Exercício curto A
Transcreva sem alterações as linhas da listagem, começando pela que contém "piece-black-elephant[interactable]: 象 xyxy=(289,149,351,211)" e terminando após a que contém "piece-glyph: 馬 xyxy=(163,367,201,405)", incluindo ambas.

┌─ Trecho de origem

2 – Regulamentos contra legem: são regulamentos que destoam do conteúdo da lei e, portanto, são nulos de pleno direito. Evidentemente, um artigo de um regulamento pode encontrar-se nessa condição, o que não invalida sua parte válida.

3 – Regulamentos praeter legem: são os regulamentos autônomos, que inovam na ordem jurídica, conformando fatos da vida como se lei fossem. Geralmente é recusada sua possibilidade pela doutrina mais abalizada, porquanto autorizaria o Executivo a fazer as vezes de Legislativo em situações de ausência de lei.

4 – Regulamentos intra legem: são regulamentos por meio dos quais o Poder Legislativo, expressamente, prevê a possibilidade e autoriza a autoridade administrativa a expedir atos normativos tendentes a complementar seu conteúdo, diante da impossibilidade fática de previsão legislativa de todos os aspectos a serem disciplinados na lei de origem.

Com relação à última espécie, temos que a validade dos regulamentos expedidos pelas agências não se trata, como afirmam diversos autores, de produção normativa autônoma, a qual usurpa a competência do Poder Legislativo e subverte o princípio representativo e a separação dos poderes.

Trata-se de hipóteses em que o próprio Poder Legislativo reconhece e autoriza que determinadas matérias, uma vez observados os parâmetros definidos na respectiva lei de regência, possam ser minudenciadas e reguladas, mediante o preenchimento de seu conteúdo por meio do regulamento. A sua constitucionalidade é admitida pelo Supremo Tribunal Federal, desde que haja observância dos padrões – moldes, quadros – definidos em lei. O leading case, nessa matéria, adveio do julgamento quanto à validade do Decreto 612/92, ao tratar do Seguro de Acidente do Trabalho e complementar o conceito de atividade preponderante para fins de tributação, nos autos do RE 343.446-2/SC,(6) julgado em 20.03.2003.

Do corpo do acórdão, extraio excerto do voto do eminente relator, especificamente quanto à possibilidade de utilização dos regulamentos intra legem no direito brasileiro:

“Em certos casos, entretanto, a aplicação da lei, no caso concreto, exige a aferição de dados e elementos. Nesses casos, a lei, fixando parâmetros e padrões, comete ao regulamento essa aferição. Não há falar, em casos assim, em delegação pura, que é ofensiva ao princípio da legalidade genérica (CF, art. 5º, II) e da legalidade tributária (CF, art. 150, I).
(...)

└─
┌─ Registros de dados

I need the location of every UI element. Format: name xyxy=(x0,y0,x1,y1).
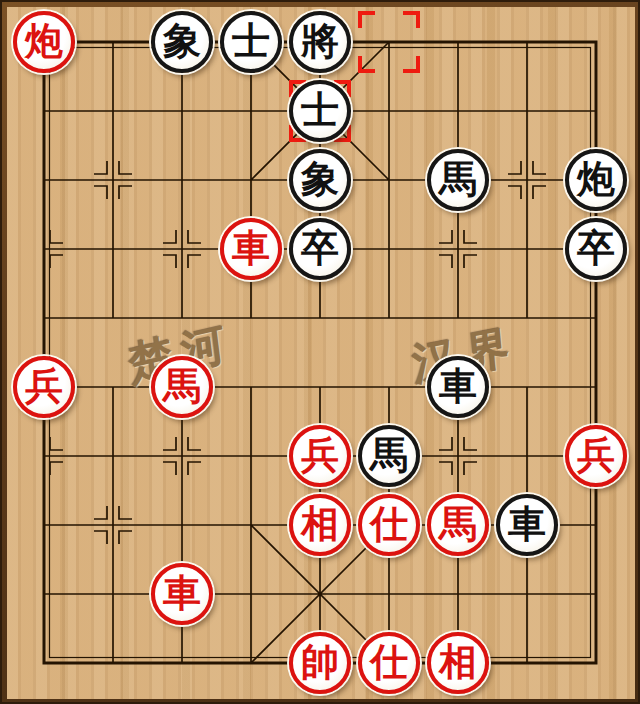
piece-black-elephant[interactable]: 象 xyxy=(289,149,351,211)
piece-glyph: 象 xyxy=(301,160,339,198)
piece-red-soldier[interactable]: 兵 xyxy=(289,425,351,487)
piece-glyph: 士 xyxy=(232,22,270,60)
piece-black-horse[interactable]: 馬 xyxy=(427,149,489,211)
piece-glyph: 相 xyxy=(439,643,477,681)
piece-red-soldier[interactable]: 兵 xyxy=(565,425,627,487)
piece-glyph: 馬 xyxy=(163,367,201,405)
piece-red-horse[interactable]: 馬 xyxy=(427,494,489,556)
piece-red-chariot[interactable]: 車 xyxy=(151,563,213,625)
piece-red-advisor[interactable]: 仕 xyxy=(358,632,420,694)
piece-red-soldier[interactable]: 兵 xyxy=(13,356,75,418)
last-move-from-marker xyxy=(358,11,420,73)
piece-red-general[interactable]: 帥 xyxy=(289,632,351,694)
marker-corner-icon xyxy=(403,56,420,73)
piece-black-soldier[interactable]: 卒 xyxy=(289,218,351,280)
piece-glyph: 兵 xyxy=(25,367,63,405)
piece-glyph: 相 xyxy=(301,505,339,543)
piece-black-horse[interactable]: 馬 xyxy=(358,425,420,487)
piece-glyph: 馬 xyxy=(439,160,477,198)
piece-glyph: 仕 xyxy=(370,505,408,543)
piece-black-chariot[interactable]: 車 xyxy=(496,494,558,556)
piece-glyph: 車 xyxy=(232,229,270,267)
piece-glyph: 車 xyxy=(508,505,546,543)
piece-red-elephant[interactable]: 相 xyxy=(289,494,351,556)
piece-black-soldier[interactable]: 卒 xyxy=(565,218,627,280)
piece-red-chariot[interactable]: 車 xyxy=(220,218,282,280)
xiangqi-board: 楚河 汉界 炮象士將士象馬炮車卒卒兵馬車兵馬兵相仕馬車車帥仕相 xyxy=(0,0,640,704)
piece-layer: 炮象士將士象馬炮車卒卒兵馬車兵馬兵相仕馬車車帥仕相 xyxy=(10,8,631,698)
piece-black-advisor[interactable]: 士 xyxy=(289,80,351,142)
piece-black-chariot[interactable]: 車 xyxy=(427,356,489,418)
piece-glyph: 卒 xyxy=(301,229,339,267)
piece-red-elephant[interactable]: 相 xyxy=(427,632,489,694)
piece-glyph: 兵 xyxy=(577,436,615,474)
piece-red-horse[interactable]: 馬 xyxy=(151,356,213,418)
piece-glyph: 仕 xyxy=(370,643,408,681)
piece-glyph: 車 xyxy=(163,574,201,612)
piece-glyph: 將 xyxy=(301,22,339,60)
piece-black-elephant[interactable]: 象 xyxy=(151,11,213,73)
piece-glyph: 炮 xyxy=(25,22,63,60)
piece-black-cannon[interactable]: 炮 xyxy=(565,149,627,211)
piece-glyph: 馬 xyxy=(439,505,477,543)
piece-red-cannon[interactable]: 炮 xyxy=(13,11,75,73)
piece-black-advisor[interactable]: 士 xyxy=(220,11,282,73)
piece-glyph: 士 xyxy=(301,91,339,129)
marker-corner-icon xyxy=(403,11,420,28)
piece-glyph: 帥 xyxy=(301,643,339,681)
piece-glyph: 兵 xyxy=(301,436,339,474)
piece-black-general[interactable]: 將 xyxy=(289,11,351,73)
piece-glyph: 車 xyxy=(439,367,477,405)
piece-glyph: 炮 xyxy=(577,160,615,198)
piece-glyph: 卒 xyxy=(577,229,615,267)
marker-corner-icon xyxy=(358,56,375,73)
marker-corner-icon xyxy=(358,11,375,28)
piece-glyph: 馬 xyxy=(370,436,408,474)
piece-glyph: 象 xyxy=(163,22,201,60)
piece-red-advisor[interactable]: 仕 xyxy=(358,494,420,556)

└─
┌─ Registros de dados

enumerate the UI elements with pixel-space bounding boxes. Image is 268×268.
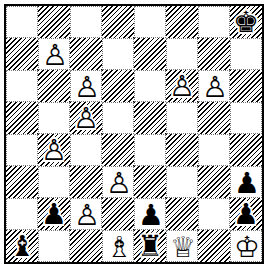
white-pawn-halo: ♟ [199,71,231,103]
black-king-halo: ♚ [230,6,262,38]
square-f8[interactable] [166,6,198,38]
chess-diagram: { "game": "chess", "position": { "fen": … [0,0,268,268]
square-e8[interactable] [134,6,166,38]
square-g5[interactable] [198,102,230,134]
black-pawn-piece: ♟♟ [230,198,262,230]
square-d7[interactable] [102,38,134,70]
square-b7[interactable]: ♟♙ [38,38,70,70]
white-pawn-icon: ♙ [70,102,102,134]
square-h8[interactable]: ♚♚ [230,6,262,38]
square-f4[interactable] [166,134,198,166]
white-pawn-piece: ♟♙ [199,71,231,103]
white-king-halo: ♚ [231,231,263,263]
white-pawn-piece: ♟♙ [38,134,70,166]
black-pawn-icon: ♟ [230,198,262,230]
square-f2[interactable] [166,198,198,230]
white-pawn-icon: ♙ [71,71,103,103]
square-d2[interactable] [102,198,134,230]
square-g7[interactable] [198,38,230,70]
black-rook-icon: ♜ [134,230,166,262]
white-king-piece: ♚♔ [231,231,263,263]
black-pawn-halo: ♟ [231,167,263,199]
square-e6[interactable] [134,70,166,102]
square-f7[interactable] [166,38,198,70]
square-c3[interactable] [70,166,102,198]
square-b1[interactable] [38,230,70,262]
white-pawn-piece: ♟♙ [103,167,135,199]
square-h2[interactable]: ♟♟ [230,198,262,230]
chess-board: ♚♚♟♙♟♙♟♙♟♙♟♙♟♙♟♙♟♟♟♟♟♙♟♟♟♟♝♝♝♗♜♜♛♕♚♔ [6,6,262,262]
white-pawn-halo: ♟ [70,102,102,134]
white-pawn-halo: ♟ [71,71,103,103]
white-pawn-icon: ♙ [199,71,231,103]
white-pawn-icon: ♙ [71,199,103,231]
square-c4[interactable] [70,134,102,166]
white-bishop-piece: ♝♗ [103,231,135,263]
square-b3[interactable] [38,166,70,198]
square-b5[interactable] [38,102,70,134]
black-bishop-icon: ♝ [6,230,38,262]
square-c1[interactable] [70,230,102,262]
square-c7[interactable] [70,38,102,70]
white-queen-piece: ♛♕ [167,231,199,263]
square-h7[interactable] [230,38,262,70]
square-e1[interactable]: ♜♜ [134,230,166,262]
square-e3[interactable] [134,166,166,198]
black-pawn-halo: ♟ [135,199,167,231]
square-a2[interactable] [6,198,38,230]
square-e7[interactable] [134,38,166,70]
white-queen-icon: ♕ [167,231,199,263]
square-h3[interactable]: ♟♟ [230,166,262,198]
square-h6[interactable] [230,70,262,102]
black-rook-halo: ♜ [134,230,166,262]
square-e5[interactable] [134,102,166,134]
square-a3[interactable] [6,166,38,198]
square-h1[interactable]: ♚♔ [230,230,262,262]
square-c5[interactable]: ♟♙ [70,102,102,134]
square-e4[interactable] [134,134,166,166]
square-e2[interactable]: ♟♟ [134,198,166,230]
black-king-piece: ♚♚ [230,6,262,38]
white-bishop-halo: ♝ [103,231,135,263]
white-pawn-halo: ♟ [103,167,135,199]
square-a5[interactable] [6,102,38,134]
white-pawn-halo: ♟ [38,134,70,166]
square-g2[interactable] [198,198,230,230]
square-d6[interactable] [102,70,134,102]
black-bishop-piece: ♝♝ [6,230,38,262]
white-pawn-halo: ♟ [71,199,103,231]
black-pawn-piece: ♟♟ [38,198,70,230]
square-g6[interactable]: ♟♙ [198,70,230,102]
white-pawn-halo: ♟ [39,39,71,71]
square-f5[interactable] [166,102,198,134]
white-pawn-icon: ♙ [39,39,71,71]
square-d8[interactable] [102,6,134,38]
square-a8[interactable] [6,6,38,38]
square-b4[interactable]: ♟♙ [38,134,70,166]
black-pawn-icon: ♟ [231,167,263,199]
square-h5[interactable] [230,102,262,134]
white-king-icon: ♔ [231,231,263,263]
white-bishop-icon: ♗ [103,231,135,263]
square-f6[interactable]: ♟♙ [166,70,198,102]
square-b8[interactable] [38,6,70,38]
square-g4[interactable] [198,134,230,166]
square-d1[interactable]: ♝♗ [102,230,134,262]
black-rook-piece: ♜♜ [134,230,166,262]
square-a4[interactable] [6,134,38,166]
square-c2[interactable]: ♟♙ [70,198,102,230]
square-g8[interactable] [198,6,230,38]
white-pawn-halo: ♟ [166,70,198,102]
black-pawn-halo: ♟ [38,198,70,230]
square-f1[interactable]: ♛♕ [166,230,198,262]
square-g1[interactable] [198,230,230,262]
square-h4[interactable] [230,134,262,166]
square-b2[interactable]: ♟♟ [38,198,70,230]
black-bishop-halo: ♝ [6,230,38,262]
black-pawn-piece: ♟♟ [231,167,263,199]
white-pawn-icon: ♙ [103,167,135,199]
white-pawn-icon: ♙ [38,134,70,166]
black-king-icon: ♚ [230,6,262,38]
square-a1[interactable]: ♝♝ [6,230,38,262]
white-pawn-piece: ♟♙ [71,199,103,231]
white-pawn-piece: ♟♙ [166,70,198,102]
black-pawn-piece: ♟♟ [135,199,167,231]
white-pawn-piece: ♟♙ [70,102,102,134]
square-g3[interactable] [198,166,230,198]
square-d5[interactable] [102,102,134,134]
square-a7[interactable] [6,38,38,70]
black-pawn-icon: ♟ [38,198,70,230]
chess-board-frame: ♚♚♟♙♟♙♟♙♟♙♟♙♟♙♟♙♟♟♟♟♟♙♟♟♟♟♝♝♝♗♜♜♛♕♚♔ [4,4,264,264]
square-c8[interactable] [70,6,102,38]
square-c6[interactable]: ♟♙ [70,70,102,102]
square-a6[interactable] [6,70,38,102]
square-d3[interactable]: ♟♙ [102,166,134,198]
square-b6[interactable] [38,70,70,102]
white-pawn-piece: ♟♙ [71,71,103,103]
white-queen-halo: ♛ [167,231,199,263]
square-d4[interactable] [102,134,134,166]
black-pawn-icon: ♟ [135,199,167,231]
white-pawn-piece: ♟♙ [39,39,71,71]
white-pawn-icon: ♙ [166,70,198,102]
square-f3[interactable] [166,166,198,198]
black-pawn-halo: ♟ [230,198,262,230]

└─

Exercício curto B
De acordo com o trecho sobre os tipos de regulamentos, em que data foi julgado o RE 343.446-2/SC?

Solução completa A
piece-black-elephant[interactable]: 象 xyxy=(289,149,351,211)
piece-glyph: 象 xyxy=(301,160,339,198)
piece-red-soldier[interactable]: 兵 xyxy=(289,425,351,487)
piece-glyph: 士 xyxy=(232,22,270,60)
piece-black-horse[interactable]: 馬 xyxy=(427,149,489,211)
piece-glyph: 相 xyxy=(439,643,477,681)
piece-red-soldier[interactable]: 兵 xyxy=(565,425,627,487)
piece-glyph: 馬 xyxy=(163,367,201,405)

Solução completa B
Em 20 de março de 2003.